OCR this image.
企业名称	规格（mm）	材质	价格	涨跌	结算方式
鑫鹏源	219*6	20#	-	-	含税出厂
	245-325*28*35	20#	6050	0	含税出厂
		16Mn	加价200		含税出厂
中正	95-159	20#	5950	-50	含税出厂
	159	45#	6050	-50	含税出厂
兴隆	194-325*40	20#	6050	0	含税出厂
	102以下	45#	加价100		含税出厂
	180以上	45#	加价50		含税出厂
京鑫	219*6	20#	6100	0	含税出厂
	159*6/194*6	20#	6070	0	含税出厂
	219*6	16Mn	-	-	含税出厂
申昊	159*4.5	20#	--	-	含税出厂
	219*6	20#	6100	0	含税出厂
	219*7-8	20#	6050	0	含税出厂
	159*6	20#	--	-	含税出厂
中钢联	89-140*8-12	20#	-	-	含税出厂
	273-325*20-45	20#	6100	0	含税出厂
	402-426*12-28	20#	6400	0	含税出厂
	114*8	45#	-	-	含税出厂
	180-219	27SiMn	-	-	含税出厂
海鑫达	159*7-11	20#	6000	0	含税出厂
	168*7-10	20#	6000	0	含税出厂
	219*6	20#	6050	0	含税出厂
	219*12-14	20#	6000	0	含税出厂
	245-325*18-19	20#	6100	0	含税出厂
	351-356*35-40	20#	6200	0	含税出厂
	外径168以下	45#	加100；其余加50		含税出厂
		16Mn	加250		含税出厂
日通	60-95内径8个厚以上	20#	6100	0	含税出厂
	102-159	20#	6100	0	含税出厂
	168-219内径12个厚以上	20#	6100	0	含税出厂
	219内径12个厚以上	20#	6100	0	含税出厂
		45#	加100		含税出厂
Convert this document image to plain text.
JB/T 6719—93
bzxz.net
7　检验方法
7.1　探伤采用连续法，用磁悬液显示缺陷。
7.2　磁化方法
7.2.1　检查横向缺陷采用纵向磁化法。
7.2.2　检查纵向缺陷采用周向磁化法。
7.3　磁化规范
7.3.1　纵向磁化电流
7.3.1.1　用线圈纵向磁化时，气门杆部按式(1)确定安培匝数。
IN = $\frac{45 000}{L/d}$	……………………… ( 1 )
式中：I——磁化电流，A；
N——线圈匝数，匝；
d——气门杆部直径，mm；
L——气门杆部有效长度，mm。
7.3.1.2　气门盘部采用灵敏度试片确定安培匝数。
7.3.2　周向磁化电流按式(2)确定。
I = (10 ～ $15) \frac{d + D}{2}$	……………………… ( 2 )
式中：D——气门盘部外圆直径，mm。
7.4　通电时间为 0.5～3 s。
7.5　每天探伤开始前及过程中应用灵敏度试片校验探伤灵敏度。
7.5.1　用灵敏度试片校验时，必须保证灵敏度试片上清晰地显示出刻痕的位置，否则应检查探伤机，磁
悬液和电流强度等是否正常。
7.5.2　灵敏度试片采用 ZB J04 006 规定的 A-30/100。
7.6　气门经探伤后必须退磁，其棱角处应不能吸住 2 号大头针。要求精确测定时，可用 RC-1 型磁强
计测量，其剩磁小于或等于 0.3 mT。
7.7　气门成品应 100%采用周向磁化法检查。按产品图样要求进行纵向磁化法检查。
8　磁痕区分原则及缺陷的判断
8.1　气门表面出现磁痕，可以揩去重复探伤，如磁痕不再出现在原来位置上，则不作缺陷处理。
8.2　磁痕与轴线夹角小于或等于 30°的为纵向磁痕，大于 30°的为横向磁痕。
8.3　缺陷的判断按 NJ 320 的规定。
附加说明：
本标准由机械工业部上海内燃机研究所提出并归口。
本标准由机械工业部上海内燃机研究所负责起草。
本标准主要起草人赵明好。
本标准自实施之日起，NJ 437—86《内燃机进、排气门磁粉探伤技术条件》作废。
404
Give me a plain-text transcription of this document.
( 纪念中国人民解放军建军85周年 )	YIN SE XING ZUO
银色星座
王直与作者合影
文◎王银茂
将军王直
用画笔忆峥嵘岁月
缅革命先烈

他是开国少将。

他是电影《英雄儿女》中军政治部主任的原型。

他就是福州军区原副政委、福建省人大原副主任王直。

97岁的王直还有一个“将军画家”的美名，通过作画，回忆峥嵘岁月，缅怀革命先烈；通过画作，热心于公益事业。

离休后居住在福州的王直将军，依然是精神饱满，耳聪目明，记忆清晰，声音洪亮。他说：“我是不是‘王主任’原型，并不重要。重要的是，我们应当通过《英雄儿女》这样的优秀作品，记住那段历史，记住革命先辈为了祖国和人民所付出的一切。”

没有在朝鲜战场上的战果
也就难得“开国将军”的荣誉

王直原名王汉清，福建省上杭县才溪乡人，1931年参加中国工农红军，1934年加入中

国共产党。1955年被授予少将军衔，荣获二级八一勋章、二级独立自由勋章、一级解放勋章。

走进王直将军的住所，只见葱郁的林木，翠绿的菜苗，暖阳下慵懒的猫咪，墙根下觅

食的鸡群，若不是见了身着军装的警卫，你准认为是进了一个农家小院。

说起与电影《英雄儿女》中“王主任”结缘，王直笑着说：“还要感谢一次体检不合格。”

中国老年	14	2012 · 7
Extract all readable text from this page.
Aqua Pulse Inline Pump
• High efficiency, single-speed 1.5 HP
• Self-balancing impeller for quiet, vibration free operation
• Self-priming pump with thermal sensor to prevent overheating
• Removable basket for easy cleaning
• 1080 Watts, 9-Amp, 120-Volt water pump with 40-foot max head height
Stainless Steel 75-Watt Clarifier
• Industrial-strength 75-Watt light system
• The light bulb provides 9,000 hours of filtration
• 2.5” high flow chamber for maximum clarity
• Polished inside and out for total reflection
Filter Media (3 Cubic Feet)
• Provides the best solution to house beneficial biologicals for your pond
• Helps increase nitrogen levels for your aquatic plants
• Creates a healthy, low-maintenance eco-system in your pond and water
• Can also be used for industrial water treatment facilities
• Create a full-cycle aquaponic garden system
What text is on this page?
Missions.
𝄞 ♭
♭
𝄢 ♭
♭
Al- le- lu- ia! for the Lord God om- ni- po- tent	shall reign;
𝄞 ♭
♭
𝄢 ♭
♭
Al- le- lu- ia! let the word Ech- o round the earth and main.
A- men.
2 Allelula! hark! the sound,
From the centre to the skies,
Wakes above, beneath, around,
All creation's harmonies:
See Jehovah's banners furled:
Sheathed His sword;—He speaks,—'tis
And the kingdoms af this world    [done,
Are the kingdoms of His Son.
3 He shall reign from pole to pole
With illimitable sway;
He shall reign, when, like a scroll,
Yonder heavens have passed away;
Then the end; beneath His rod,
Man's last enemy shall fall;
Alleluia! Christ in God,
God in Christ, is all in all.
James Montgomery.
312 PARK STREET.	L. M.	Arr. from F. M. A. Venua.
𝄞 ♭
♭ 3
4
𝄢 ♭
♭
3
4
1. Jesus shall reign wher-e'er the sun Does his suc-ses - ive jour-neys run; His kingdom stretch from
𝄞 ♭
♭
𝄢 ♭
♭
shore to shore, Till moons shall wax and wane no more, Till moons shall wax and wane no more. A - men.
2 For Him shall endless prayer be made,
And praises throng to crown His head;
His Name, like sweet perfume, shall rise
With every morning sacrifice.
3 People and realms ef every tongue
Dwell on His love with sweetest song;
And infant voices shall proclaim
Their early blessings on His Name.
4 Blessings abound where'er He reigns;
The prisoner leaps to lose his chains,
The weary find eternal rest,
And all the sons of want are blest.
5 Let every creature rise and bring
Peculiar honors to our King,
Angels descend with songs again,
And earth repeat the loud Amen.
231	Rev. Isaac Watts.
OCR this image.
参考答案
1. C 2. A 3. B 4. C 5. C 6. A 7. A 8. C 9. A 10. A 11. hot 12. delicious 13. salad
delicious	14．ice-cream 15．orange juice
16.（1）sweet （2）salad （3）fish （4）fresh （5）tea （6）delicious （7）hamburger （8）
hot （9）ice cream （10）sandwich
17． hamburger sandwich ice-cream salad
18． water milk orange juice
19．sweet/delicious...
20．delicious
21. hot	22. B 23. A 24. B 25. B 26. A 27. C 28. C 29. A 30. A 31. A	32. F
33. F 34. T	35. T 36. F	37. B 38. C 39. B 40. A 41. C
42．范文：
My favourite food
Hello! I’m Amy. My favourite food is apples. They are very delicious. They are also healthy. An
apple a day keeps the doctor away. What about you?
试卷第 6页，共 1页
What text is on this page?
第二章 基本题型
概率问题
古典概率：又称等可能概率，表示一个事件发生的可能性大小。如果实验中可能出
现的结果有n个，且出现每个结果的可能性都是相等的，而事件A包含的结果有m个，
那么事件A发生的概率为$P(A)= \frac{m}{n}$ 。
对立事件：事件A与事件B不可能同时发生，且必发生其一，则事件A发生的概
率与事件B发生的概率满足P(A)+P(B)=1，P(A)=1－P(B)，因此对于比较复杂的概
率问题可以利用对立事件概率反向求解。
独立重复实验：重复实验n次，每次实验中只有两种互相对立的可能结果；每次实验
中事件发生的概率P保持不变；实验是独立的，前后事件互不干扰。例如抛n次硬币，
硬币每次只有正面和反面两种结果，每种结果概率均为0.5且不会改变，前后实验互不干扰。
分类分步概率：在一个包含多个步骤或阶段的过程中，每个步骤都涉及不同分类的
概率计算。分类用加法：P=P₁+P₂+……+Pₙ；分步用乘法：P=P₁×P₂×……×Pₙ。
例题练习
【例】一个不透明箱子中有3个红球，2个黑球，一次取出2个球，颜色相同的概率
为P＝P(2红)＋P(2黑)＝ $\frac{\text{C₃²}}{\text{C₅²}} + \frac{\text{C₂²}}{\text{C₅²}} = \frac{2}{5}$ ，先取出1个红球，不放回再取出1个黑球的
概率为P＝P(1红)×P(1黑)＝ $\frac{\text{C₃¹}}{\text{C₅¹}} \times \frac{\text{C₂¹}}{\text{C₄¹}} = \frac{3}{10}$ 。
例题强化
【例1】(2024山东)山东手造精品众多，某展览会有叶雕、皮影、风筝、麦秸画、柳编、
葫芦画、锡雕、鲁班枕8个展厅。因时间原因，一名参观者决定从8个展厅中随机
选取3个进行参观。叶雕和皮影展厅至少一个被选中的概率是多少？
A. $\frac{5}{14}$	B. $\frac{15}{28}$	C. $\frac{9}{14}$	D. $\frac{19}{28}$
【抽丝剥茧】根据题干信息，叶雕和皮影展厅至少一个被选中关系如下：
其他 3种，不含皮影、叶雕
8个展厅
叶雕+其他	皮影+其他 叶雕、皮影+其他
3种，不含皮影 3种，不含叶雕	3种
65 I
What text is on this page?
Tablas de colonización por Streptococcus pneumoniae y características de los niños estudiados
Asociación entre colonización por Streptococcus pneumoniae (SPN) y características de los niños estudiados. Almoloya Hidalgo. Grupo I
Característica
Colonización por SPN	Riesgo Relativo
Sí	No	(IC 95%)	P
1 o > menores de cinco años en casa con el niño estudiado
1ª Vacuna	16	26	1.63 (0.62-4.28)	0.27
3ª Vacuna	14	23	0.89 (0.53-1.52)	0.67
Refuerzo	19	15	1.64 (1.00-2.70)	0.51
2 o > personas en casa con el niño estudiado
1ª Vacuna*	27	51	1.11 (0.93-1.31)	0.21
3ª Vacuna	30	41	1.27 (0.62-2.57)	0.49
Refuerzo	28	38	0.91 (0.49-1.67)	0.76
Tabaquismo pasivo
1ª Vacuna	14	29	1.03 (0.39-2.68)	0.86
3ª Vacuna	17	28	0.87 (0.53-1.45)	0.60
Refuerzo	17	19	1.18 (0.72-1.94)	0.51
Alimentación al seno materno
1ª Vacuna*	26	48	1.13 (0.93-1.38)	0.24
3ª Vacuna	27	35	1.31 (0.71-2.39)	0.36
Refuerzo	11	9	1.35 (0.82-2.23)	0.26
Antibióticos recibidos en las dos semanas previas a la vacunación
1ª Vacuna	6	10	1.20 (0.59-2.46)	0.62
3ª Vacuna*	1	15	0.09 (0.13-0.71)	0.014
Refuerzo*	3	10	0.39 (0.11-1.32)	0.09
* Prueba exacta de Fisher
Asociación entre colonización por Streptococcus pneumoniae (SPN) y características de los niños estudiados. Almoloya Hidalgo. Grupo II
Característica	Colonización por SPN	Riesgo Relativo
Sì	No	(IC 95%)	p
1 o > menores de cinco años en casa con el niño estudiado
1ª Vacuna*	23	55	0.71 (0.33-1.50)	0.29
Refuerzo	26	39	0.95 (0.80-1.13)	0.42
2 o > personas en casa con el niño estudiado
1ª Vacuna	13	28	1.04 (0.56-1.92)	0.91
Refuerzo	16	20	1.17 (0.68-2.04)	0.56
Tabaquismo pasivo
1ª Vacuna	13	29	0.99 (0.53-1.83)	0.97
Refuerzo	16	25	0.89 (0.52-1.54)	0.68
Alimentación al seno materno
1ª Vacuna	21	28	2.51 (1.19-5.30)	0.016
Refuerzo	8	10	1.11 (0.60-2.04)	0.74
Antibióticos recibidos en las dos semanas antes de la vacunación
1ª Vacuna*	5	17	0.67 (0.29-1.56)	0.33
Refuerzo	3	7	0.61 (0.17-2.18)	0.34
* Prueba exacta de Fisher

- Instruction: Extract, from the material above, each line holding the word "salad".

- Response:
1. C 2. A 3. B 4. C 5. C 6. A 7. A 8. C 9. A 10. A 11. hot 12. delicious 13. salad
16.（1）sweet （2）salad （3）fish （4）fresh （5）tea （6）delicious （7）hamburger （8）
17． hamburger sandwich ice-cream salad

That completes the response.